## WRITTEN EXERCISE:
Tally how many lines of these entries hold the string "adjusted". Return the number alone.
====== MATERIAL PROVIDED
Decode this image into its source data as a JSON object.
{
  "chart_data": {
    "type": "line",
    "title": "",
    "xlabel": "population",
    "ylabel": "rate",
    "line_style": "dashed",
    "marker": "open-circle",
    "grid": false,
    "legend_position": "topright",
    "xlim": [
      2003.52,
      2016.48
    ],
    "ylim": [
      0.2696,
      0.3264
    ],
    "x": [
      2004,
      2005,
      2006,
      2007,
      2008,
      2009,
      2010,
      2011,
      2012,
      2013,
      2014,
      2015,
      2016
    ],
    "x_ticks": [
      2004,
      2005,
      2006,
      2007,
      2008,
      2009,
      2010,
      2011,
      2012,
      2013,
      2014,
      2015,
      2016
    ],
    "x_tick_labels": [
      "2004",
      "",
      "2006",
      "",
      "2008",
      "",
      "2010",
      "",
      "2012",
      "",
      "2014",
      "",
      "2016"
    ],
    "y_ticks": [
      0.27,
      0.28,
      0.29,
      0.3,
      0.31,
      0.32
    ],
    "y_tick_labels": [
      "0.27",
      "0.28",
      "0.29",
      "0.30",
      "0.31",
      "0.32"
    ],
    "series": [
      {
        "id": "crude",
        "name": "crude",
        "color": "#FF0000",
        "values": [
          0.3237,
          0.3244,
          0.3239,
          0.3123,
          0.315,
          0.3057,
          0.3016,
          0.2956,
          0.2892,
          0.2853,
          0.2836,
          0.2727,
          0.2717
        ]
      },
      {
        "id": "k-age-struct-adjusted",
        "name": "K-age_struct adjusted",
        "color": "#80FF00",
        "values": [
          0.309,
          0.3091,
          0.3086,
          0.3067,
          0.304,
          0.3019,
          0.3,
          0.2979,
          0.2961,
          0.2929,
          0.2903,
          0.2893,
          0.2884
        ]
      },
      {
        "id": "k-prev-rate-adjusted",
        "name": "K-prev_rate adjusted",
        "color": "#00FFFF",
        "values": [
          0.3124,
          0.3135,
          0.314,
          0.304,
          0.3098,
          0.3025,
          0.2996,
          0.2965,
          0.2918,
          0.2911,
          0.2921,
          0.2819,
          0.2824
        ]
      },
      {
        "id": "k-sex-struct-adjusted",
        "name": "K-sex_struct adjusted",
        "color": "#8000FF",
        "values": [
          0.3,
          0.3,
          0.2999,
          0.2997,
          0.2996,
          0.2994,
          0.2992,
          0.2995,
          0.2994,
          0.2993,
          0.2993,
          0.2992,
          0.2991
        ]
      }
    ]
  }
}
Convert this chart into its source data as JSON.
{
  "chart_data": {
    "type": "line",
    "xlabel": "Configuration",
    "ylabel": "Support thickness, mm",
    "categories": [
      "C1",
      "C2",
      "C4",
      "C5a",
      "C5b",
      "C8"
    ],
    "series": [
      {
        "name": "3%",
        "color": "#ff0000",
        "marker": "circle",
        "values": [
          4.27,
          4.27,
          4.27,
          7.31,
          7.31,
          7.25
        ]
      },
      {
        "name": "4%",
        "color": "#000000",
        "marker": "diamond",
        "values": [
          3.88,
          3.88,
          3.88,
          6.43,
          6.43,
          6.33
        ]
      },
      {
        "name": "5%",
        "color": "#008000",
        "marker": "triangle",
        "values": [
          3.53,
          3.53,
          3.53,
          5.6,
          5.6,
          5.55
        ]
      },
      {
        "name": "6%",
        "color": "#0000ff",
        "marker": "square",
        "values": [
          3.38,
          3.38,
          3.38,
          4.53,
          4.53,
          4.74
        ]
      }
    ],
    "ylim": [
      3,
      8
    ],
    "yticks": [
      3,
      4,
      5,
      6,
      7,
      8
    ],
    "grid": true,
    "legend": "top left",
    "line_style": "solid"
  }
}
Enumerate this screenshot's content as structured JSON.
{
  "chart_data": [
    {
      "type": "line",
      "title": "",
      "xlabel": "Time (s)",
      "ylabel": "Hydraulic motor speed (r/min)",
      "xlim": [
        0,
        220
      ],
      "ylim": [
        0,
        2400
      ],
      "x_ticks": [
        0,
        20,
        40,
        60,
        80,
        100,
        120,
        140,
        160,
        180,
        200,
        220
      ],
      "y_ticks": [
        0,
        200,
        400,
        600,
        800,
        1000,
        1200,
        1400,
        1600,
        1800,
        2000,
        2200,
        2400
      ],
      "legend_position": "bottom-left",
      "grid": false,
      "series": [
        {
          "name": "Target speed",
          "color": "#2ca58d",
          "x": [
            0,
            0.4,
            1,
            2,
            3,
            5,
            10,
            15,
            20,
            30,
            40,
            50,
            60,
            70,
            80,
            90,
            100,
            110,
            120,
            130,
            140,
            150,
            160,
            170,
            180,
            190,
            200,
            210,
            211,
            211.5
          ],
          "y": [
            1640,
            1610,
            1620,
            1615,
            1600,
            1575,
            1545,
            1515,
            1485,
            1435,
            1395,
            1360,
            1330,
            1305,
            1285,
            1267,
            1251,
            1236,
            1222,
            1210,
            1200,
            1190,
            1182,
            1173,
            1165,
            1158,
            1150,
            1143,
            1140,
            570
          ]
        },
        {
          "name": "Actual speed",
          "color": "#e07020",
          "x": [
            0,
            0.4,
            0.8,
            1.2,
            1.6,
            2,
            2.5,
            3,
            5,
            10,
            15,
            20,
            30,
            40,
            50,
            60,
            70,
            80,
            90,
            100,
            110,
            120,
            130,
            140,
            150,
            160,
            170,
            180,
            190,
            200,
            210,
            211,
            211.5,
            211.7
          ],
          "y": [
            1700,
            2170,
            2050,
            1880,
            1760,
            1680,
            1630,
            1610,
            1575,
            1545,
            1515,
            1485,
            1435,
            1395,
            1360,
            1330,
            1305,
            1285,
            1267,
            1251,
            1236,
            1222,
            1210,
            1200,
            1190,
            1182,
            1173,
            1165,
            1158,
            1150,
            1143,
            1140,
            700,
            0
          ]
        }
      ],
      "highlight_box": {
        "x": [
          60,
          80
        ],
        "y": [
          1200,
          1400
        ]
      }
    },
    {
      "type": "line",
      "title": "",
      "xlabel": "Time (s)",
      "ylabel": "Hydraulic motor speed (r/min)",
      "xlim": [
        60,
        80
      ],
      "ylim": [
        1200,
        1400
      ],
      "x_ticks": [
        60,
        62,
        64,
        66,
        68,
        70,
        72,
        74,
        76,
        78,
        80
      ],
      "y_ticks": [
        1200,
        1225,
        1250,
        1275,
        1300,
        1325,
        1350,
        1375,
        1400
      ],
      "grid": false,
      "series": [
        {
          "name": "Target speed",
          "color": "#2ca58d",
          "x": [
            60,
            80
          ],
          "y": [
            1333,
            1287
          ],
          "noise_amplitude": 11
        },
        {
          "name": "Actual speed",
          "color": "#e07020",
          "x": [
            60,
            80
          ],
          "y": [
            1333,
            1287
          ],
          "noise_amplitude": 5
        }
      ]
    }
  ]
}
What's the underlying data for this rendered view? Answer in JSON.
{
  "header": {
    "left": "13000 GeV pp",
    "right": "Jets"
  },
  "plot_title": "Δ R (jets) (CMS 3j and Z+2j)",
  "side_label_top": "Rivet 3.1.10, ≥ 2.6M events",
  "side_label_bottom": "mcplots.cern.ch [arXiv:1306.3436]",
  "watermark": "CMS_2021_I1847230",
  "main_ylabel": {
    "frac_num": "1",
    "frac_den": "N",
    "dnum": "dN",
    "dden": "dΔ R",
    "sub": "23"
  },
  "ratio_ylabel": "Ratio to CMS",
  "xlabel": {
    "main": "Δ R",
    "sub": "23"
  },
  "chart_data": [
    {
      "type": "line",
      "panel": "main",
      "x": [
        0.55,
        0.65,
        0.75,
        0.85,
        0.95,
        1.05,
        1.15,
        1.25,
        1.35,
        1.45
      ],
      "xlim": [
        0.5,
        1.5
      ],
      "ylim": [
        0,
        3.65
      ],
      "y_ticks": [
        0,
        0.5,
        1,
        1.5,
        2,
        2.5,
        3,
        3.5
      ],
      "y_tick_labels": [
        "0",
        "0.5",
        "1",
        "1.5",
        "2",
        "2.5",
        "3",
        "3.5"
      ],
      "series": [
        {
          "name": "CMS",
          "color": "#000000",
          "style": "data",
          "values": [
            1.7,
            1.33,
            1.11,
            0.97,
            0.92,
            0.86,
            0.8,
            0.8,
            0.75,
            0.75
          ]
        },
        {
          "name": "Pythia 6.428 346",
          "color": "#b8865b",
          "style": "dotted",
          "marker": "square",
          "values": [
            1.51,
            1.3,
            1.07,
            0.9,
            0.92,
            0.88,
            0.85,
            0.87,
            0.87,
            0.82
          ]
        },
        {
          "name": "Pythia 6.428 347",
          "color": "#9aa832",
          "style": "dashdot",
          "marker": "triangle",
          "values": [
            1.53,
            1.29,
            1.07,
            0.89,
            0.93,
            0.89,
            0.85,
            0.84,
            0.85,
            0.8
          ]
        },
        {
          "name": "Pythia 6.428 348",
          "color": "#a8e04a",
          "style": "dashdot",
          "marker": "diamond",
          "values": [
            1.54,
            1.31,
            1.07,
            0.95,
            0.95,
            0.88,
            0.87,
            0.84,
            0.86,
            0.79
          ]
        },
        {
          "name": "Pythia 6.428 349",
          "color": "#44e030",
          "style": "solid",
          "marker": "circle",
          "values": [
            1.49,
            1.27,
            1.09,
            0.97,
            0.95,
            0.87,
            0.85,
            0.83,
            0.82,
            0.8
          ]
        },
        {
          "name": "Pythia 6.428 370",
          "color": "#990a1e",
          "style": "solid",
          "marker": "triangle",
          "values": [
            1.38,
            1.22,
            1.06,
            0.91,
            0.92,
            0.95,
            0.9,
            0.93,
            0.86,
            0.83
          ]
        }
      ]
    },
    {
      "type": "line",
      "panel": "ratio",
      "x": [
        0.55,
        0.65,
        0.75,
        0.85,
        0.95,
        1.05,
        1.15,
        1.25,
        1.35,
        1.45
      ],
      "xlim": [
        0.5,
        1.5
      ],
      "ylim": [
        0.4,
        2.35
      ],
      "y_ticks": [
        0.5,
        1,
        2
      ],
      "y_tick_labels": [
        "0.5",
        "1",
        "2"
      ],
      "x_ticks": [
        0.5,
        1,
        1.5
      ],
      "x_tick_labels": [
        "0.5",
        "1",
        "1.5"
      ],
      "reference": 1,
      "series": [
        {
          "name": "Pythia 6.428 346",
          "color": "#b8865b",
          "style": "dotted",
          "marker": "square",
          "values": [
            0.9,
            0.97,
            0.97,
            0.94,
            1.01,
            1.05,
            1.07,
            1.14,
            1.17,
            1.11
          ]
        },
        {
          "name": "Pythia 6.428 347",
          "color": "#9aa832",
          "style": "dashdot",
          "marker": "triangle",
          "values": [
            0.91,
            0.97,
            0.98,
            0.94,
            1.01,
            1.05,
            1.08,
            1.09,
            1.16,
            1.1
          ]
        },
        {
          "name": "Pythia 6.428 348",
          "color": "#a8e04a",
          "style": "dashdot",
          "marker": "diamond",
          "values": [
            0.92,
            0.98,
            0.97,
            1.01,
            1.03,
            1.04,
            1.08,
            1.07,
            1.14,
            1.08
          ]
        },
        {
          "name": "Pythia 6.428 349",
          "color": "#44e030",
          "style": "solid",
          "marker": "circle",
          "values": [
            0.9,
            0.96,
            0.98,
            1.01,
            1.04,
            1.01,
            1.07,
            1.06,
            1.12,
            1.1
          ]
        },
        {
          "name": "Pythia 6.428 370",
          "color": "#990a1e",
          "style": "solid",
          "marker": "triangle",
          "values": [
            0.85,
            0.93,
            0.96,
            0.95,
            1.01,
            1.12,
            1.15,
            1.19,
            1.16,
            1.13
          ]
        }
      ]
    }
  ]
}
============
## FULL OUTPUT:
6